» Instruction: Check every line of the material below for the string "Closing", and return the ones that have it.

[Figure data in JSON]
◆ ◆ ◆ ◆ ◆ ◆ ◆

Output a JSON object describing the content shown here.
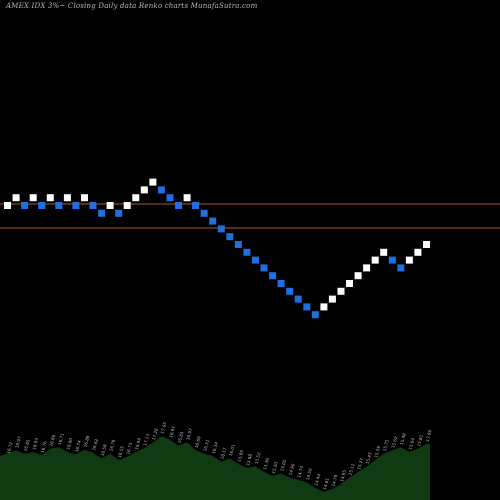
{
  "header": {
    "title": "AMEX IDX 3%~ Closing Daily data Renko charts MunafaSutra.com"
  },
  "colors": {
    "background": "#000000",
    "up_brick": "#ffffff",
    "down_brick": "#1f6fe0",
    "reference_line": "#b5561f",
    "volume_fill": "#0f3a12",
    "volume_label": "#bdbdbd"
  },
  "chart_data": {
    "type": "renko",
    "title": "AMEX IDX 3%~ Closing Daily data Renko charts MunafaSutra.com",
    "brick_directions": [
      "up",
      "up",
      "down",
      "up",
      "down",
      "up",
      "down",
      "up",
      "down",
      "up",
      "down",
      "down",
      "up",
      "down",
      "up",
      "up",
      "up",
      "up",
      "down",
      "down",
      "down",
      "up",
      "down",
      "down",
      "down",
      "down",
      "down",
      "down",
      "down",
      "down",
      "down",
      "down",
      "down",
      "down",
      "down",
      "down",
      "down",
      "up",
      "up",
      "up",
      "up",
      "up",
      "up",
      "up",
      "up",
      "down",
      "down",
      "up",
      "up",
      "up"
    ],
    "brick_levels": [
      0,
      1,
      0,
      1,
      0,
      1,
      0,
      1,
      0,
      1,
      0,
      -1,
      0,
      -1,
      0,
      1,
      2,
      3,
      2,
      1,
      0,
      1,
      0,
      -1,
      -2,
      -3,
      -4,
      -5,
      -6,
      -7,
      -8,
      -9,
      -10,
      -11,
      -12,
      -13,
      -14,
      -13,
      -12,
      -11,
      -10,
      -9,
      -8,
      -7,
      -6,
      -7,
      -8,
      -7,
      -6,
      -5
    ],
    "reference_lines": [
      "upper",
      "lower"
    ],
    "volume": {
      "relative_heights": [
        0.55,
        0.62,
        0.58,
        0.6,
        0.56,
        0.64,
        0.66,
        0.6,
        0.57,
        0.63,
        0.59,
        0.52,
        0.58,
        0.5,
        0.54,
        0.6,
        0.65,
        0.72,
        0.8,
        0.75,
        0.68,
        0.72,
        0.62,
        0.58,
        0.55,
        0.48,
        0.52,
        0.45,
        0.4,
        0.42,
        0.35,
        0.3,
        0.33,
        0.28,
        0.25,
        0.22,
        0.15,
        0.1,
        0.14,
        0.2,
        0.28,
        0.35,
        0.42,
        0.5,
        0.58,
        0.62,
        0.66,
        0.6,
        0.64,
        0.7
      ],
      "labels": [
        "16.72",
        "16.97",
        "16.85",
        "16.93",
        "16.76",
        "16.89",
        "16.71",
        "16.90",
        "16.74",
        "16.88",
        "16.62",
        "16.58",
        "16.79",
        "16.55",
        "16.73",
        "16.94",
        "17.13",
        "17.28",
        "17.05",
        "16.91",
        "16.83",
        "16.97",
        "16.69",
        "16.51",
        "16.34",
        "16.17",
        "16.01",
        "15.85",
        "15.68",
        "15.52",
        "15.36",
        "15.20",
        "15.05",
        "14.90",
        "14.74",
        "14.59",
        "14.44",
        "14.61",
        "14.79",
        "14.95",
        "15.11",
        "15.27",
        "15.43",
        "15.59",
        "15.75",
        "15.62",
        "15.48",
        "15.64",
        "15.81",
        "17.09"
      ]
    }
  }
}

◆ ◆ ◆ ◆ ◆ ◆ ◆

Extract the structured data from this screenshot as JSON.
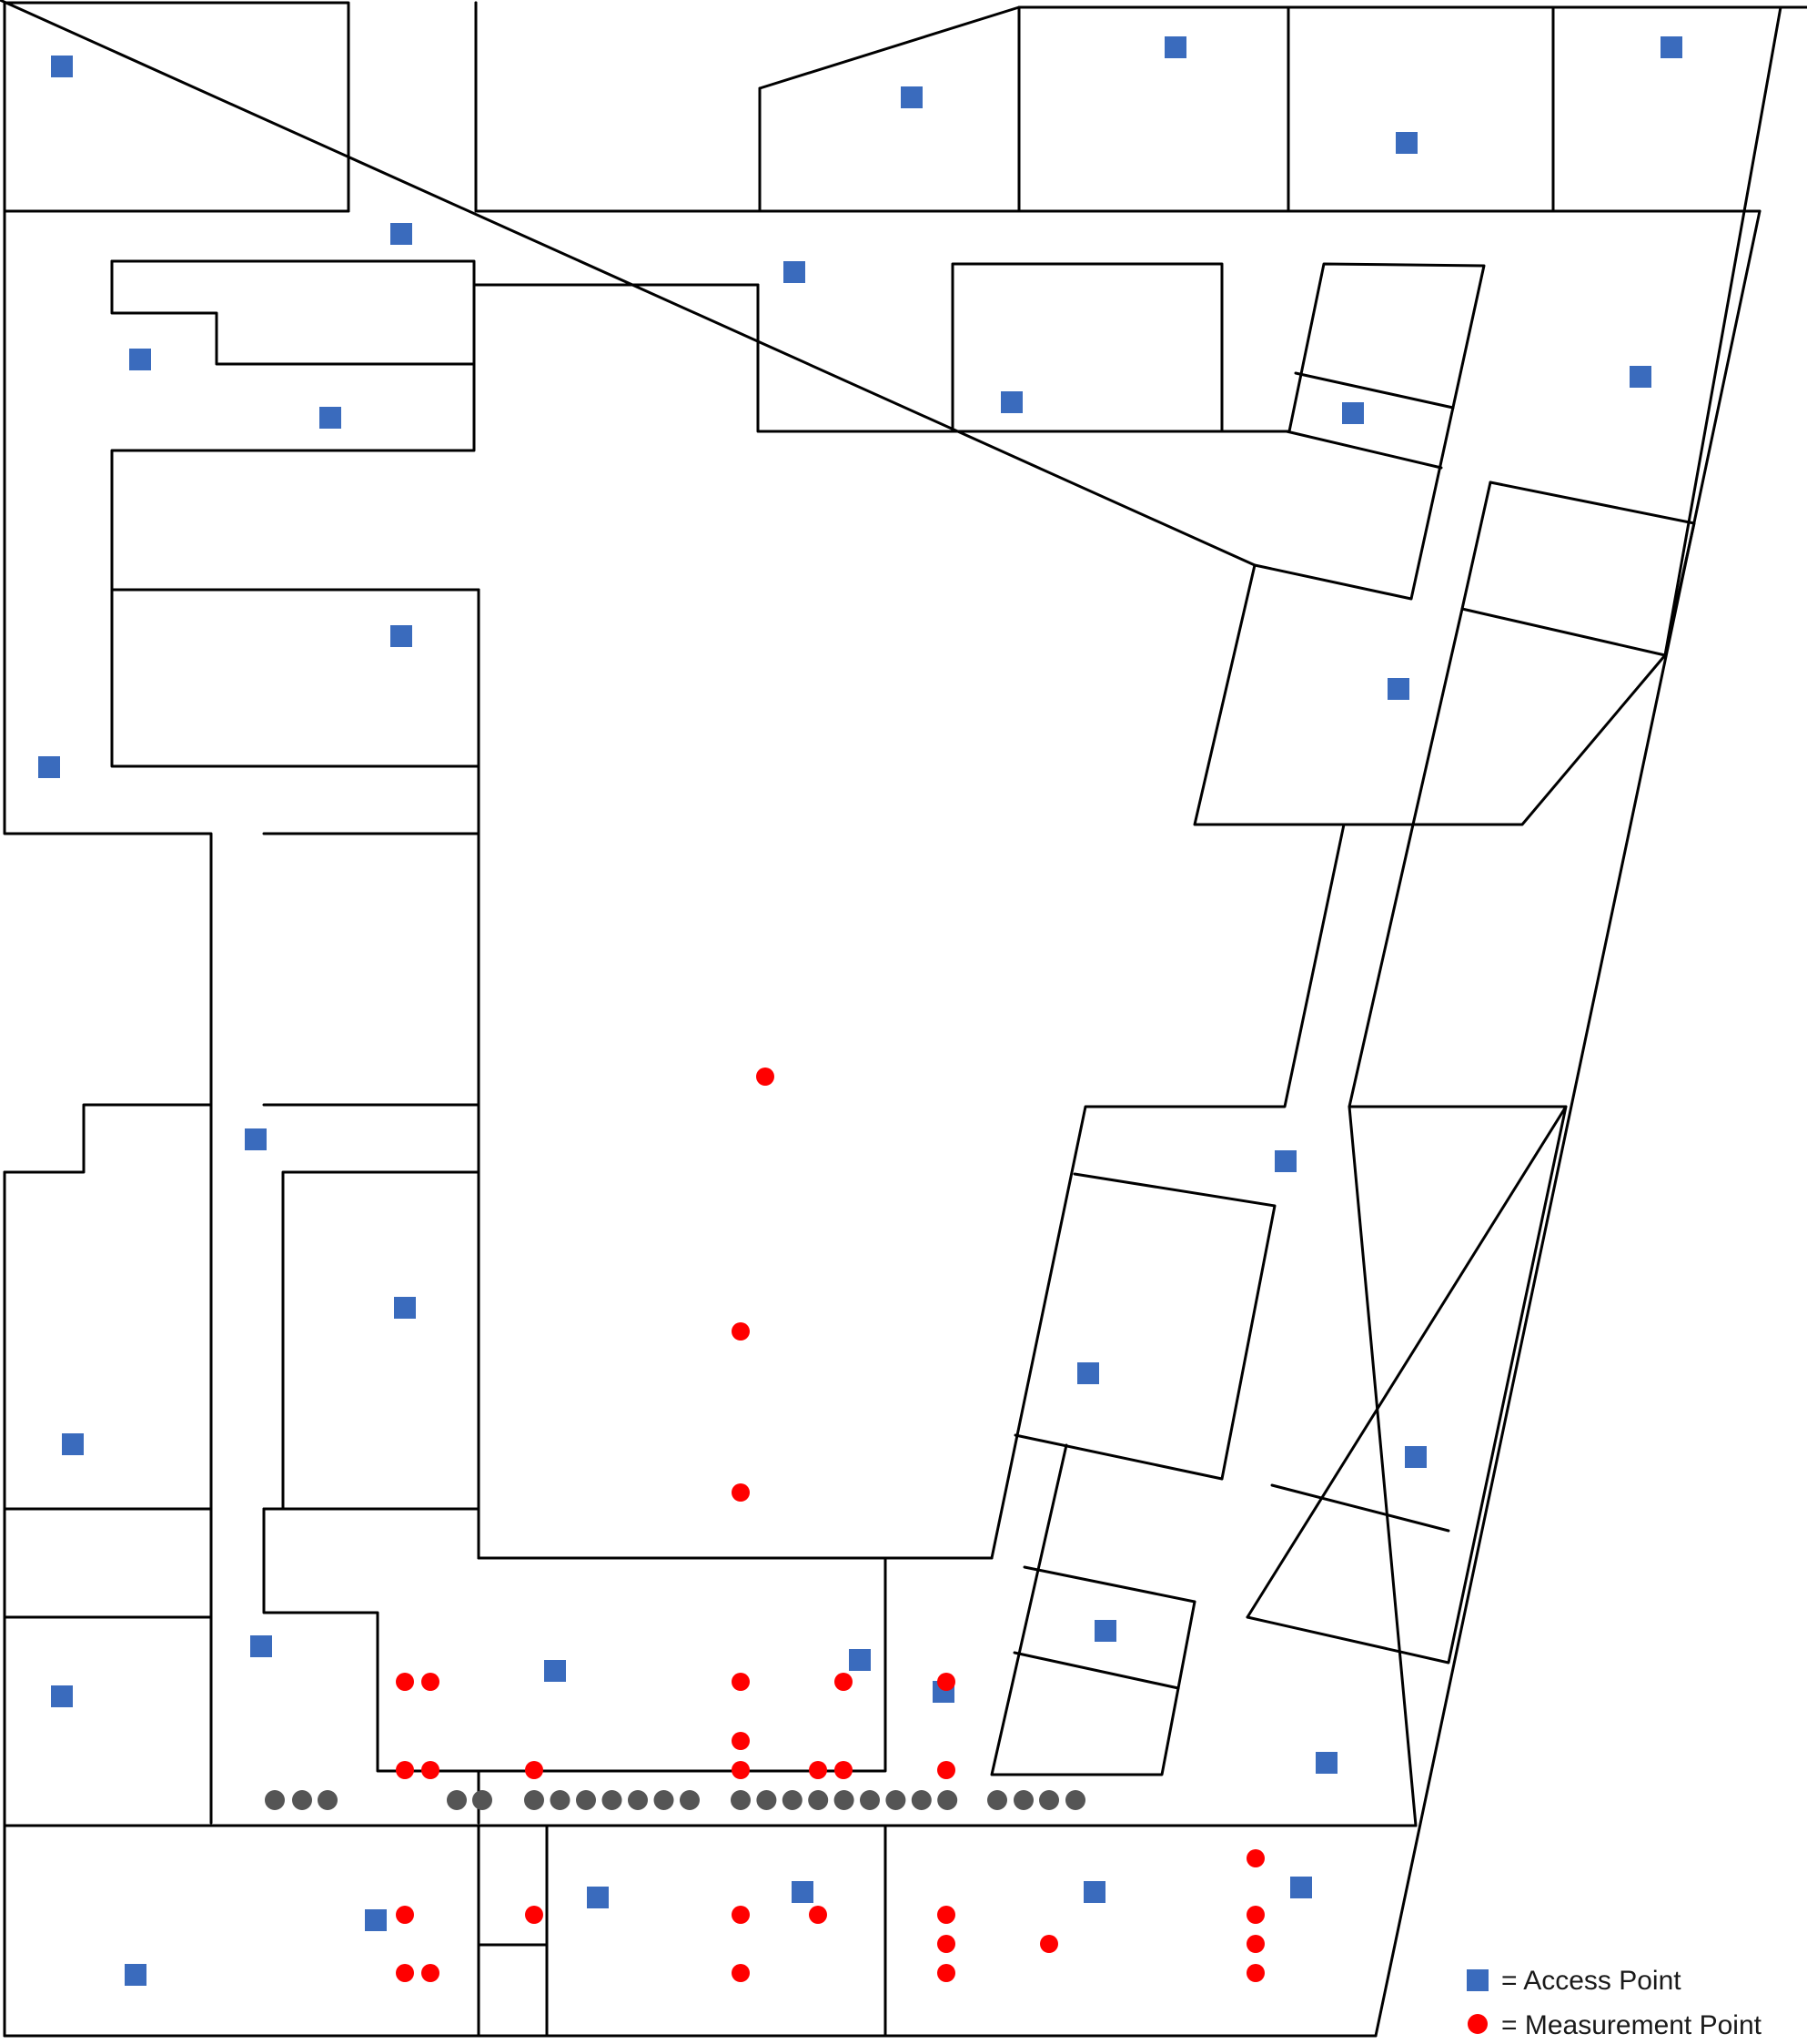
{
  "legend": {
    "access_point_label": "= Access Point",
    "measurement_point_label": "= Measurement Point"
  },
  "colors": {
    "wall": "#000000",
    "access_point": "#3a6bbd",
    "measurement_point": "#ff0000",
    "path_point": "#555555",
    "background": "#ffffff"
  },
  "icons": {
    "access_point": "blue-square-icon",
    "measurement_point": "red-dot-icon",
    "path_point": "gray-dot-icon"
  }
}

◆ ◆ ◆ ◆ ◆ ◆ ◆

» Written solution:
    "title": "AMEX IDX 3%~ Closing Daily data Renko charts MunafaSutra.com"
    "title": "AMEX IDX 3%~ Closing Daily data Renko charts MunafaSutra.com",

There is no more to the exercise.